- YOUR INSTRUCTIONS
Write out the material below again, unchanged.
____ GIVEN RECORDS
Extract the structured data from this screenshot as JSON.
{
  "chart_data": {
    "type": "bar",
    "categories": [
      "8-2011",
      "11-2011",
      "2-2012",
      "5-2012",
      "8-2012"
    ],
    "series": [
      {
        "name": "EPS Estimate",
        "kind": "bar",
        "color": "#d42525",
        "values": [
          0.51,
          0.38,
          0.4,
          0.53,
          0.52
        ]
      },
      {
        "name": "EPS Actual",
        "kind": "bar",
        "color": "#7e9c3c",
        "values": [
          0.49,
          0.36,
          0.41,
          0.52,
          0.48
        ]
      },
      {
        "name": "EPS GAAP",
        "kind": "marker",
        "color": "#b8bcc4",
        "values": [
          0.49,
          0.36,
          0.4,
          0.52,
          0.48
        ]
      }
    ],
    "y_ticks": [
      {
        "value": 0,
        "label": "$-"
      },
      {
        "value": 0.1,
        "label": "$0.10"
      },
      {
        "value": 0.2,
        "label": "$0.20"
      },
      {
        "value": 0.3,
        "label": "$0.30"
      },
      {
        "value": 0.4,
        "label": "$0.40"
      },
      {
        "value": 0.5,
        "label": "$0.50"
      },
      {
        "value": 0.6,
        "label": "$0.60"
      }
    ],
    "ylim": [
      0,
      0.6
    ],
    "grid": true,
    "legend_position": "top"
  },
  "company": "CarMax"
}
________
- OUTPUT FOR THIS EXERCISE
Extract the structured data from this screenshot as JSON.
{
  "chart_data": {
    "type": "bar",
    "categories": [
      "8-2011",
      "11-2011",
      "2-2012",
      "5-2012",
      "8-2012"
    ],
    "series": [
      {
        "name": "EPS Estimate",
        "kind": "bar",
        "color": "#d42525",
        "values": [
          0.51,
          0.38,
          0.4,
          0.53,
          0.52
        ]
      },
      {
        "name": "EPS Actual",
        "kind": "bar",
        "color": "#7e9c3c",
        "values": [
          0.49,
          0.36,
          0.41,
          0.52,
          0.48
        ]
      },
      {
        "name": "EPS GAAP",
        "kind": "marker",
        "color": "#b8bcc4",
        "values": [
          0.49,
          0.36,
          0.4,
          0.52,
          0.48
        ]
      }
    ],
    "y_ticks": [
      {
        "value": 0,
        "label": "$-"
      },
      {
        "value": 0.1,
        "label": "$0.10"
      },
      {
        "value": 0.2,
        "label": "$0.20"
      },
      {
        "value": 0.3,
        "label": "$0.30"
      },
      {
        "value": 0.4,
        "label": "$0.40"
      },
      {
        "value": 0.5,
        "label": "$0.50"
      },
      {
        "value": 0.6,
        "label": "$0.60"
      }
    ],
    "ylim": [
      0,
      0.6
    ],
    "grid": true,
    "legend_position": "top"
  },
  "company": "CarMax"
}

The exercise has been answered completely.